-- Begin Stored records --

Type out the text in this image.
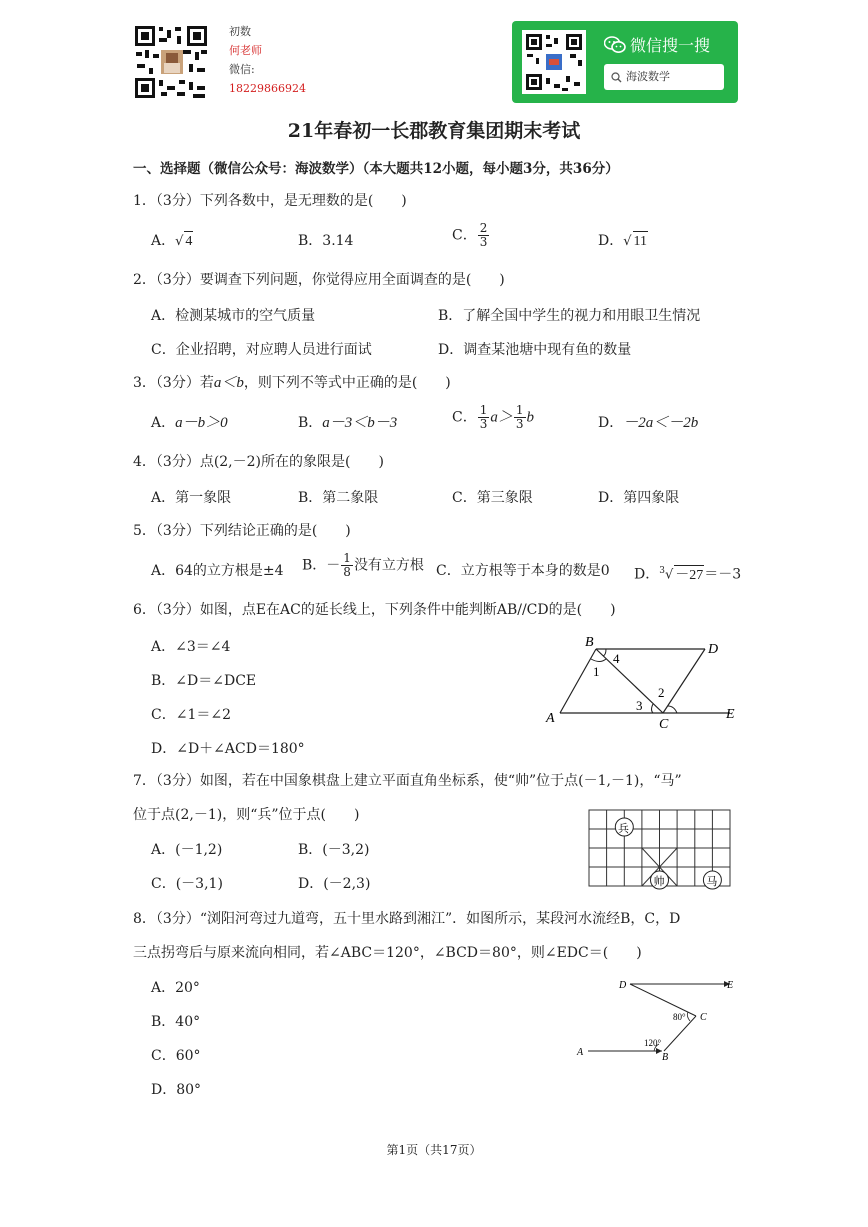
初数
何老师
微信:
18229866924
微信搜一搜
海波数学
21年春初一长郡教育集团期末考试
一、选择题（微信公众号：海波数学）（本大题共12小题，每小题3分，共36分）
1．（3分）下列各数中，是无理数的是(　　)
A．√ 4	B．3.14	C． $\frac{2}{3}$	D．√ 11
2．（3分）要调查下列问题，你觉得应用全面调查的是(　　)
A．检测某城市的空气质量	B．了解全国中学生的视力和用眼卫生情况
C．企业招聘，对应聘人员进行面试	D．调查某池塘中现有鱼的数量
3．（3分）若a＜b，则下列不等式中正确的是(　　)
A．a－b＞0	B．a－3＜b－3	C． $\frac{1}{3} a> \frac{1}{3}$ b	D．－2a＜－2b
4．（3分）点(2,－2)所在的象限是(　　)
A．第一象限	B．第二象限	C．第三象限	D．第四象限
5．（3分）下列结论正确的是(　　)
A．64的立方根是±4 B．－ $\frac{1}{8}$ 没有立方根 C．立方根等于本身的数是0 D．$^3$√ －27＝－3
6．（3分）如图，点E在AC的延长线上，下列条件中能判断AB//CD的是(　　)
A．∠3＝∠4
B．∠D＝∠DCE
C．∠1＝∠2
D．∠D＋∠ACD＝180°
B	D
A	C
E
1
2
3
4
7．（3分）如图，若在中国象棋盘上建立平面直角坐标系，使“帅”位于点(－1,－1)，“马”
位于点(2,－1)，则“兵”位于点(　　)
A．(－1,2)	B．(－3,2)
C．(－3,1)	D．(－2,3)
兵
帅	马
8．（3分）“浏阳河弯过九道弯，五十里水路到湘江”．如图所示，某段河水流经B，C，D
三点拐弯后与原来流向相同，若∠ABC＝120°，∠BCD＝80°，则∠EDC＝(　　)
A．20°
B．40°
C．60°
D．80°
D	E
C
B
A
80°
120°
第1页（共17页）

-- End Stored records --

Copy the records above exactly, leaving out every picture.

Type out the text in this image.
初数
何老师
微信:
18229866924
微信搜一搜
海波数学
21年春初一长郡教育集团期末考试
一、选择题（微信公众号：海波数学）（本大题共12小题，每小题3分，共36分）
1．（3分）下列各数中，是无理数的是(　　)
A．√ 4	B．3.14	C． $\frac{2}{3}$	D．√ 11
2．（3分）要调查下列问题，你觉得应用全面调查的是(　　)
A．检测某城市的空气质量	B．了解全国中学生的视力和用眼卫生情况
C．企业招聘，对应聘人员进行面试	D．调查某池塘中现有鱼的数量
3．（3分）若a＜b，则下列不等式中正确的是(　　)
A．a－b＞0	B．a－3＜b－3	C． $\frac{1}{3} a> \frac{1}{3}$ b	D．－2a＜－2b
4．（3分）点(2,－2)所在的象限是(　　)
A．第一象限	B．第二象限	C．第三象限	D．第四象限
5．（3分）下列结论正确的是(　　)
A．64的立方根是±4 B．－ $\frac{1}{8}$ 没有立方根 C．立方根等于本身的数是0 D．$^3$√ －27＝－3
6．（3分）如图，点E在AC的延长线上，下列条件中能判断AB//CD的是(　　)
A．∠3＝∠4
B．∠D＝∠DCE
C．∠1＝∠2
D．∠D＋∠ACD＝180°
B	D
A	C
E
1
2
3
4
7．（3分）如图，若在中国象棋盘上建立平面直角坐标系，使“帅”位于点(－1,－1)，“马”
位于点(2,－1)，则“兵”位于点(　　)
A．(－1,2)	B．(－3,2)
C．(－3,1)	D．(－2,3)
兵
帅	马
8．（3分）“浏阳河弯过九道弯，五十里水路到湘江”．如图所示，某段河水流经B，C，D
三点拐弯后与原来流向相同，若∠ABC＝120°，∠BCD＝80°，则∠EDC＝(　　)
A．20°
B．40°
C．60°
D．80°
D	E
C
B
A
80°
120°
第1页（共17页）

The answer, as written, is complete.